(Stored items)
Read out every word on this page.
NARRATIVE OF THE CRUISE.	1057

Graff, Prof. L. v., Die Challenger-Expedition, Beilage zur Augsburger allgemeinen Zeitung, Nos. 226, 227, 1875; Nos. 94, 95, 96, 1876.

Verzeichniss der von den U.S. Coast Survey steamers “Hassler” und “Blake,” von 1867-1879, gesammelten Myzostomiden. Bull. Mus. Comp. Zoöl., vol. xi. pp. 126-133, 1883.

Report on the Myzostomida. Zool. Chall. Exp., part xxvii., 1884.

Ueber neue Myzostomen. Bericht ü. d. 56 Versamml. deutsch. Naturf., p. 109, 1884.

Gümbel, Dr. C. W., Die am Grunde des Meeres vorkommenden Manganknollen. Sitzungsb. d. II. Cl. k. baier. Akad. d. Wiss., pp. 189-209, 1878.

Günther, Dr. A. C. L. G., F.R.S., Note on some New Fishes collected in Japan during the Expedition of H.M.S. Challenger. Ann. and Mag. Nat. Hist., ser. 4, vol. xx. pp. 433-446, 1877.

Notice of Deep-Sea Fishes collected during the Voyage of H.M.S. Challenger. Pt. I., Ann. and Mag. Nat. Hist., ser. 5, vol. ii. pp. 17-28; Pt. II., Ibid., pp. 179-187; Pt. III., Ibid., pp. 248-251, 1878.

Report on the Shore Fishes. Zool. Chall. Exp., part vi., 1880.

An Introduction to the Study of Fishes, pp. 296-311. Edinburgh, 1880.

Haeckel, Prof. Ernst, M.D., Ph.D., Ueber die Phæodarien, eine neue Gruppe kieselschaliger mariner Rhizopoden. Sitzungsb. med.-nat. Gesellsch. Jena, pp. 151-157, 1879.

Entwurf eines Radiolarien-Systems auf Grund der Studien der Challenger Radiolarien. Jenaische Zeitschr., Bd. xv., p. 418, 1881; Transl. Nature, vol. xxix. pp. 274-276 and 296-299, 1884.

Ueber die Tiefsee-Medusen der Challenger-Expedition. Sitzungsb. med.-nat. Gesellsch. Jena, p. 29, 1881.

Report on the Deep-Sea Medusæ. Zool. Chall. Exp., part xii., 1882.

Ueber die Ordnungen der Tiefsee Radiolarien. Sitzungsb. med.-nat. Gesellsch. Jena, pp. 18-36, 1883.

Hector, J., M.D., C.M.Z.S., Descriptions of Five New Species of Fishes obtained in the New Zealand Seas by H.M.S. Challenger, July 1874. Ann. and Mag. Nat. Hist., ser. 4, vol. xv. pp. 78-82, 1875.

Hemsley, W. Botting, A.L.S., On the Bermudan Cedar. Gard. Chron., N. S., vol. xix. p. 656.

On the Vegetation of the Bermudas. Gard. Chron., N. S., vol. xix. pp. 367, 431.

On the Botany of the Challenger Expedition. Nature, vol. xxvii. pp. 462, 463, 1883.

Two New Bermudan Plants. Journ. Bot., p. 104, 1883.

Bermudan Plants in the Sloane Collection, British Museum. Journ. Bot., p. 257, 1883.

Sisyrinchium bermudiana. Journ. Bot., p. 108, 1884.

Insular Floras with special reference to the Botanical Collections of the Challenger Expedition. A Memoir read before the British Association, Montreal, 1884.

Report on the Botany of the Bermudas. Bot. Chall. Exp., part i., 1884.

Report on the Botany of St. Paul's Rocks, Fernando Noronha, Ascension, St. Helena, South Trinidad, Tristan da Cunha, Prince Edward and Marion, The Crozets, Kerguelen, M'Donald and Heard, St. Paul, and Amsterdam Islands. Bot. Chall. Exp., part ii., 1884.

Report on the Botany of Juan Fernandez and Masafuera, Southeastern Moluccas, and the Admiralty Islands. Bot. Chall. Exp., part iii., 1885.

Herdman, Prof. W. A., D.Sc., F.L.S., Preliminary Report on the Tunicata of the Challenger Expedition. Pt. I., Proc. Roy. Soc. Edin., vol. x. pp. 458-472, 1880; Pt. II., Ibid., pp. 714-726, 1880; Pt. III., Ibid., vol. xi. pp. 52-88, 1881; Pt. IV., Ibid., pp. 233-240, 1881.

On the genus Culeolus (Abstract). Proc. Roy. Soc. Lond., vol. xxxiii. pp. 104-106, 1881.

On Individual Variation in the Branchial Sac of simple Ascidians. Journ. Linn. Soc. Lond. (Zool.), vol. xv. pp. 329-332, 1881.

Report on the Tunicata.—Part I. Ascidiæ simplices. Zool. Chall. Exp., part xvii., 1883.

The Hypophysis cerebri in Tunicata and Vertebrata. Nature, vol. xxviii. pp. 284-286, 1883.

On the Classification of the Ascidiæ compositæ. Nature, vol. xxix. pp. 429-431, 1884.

▶ [Your instructions] Repeat every record exactly as written, please.

▶ [Solution for this problem]
Read out every word on this page.
NARRATIVE OF THE CRUISE.	1057

Graff, Prof. L. v., Die Challenger-Expedition, Beilage zur Augsburger allgemeinen Zeitung, Nos. 226, 227, 1875; Nos. 94, 95, 96, 1876.

Verzeichniss der von den U.S. Coast Survey steamers “Hassler” und “Blake,” von 1867-1879, gesammelten Myzostomiden. Bull. Mus. Comp. Zoöl., vol. xi. pp. 126-133, 1883.

Report on the Myzostomida. Zool. Chall. Exp., part xxvii., 1884.

Ueber neue Myzostomen. Bericht ü. d. 56 Versamml. deutsch. Naturf., p. 109, 1884.

Gümbel, Dr. C. W., Die am Grunde des Meeres vorkommenden Manganknollen. Sitzungsb. d. II. Cl. k. baier. Akad. d. Wiss., pp. 189-209, 1878.

Günther, Dr. A. C. L. G., F.R.S., Note on some New Fishes collected in Japan during the Expedition of H.M.S. Challenger. Ann. and Mag. Nat. Hist., ser. 4, vol. xx. pp. 433-446, 1877.

Notice of Deep-Sea Fishes collected during the Voyage of H.M.S. Challenger. Pt. I., Ann. and Mag. Nat. Hist., ser. 5, vol. ii. pp. 17-28; Pt. II., Ibid., pp. 179-187; Pt. III., Ibid., pp. 248-251, 1878.

Report on the Shore Fishes. Zool. Chall. Exp., part vi., 1880.

An Introduction to the Study of Fishes, pp. 296-311. Edinburgh, 1880.

Haeckel, Prof. Ernst, M.D., Ph.D., Ueber die Phæodarien, eine neue Gruppe kieselschaliger mariner Rhizopoden. Sitzungsb. med.-nat. Gesellsch. Jena, pp. 151-157, 1879.

Entwurf eines Radiolarien-Systems auf Grund der Studien der Challenger Radiolarien. Jenaische Zeitschr., Bd. xv., p. 418, 1881; Transl. Nature, vol. xxix. pp. 274-276 and 296-299, 1884.

Ueber die Tiefsee-Medusen der Challenger-Expedition. Sitzungsb. med.-nat. Gesellsch. Jena, p. 29, 1881.

Report on the Deep-Sea Medusæ. Zool. Chall. Exp., part xii., 1882.

Ueber die Ordnungen der Tiefsee Radiolarien. Sitzungsb. med.-nat. Gesellsch. Jena, pp. 18-36, 1883.

Hector, J., M.D., C.M.Z.S., Descriptions of Five New Species of Fishes obtained in the New Zealand Seas by H.M.S. Challenger, July 1874. Ann. and Mag. Nat. Hist., ser. 4, vol. xv. pp. 78-82, 1875.

Hemsley, W. Botting, A.L.S., On the Bermudan Cedar. Gard. Chron., N. S., vol. xix. p. 656.

On the Vegetation of the Bermudas. Gard. Chron., N. S., vol. xix. pp. 367, 431.

On the Botany of the Challenger Expedition. Nature, vol. xxvii. pp. 462, 463, 1883.

Two New Bermudan Plants. Journ. Bot., p. 104, 1883.

Bermudan Plants in the Sloane Collection, British Museum. Journ. Bot., p. 257, 1883.

Sisyrinchium bermudiana. Journ. Bot., p. 108, 1884.

Insular Floras with special reference to the Botanical Collections of the Challenger Expedition. A Memoir read before the British Association, Montreal, 1884.

Report on the Botany of the Bermudas. Bot. Chall. Exp., part i., 1884.

Report on the Botany of St. Paul's Rocks, Fernando Noronha, Ascension, St. Helena, South Trinidad, Tristan da Cunha, Prince Edward and Marion, The Crozets, Kerguelen, M'Donald and Heard, St. Paul, and Amsterdam Islands. Bot. Chall. Exp., part ii., 1884.

Report on the Botany of Juan Fernandez and Masafuera, Southeastern Moluccas, and the Admiralty Islands. Bot. Chall. Exp., part iii., 1885.

Herdman, Prof. W. A., D.Sc., F.L.S., Preliminary Report on the Tunicata of the Challenger Expedition. Pt. I., Proc. Roy. Soc. Edin., vol. x. pp. 458-472, 1880; Pt. II., Ibid., pp. 714-726, 1880; Pt. III., Ibid., vol. xi. pp. 52-88, 1881; Pt. IV., Ibid., pp. 233-240, 1881.

On the genus Culeolus (Abstract). Proc. Roy. Soc. Lond., vol. xxxiii. pp. 104-106, 1881.

On Individual Variation in the Branchial Sac of simple Ascidians. Journ. Linn. Soc. Lond. (Zool.), vol. xv. pp. 329-332, 1881.

Report on the Tunicata.—Part I. Ascidiæ simplices. Zool. Chall. Exp., part xvii., 1883.

The Hypophysis cerebri in Tunicata and Vertebrata. Nature, vol. xxviii. pp. 284-286, 1883.

On the Classification of the Ascidiæ compositæ. Nature, vol. xxix. pp. 429-431, 1884.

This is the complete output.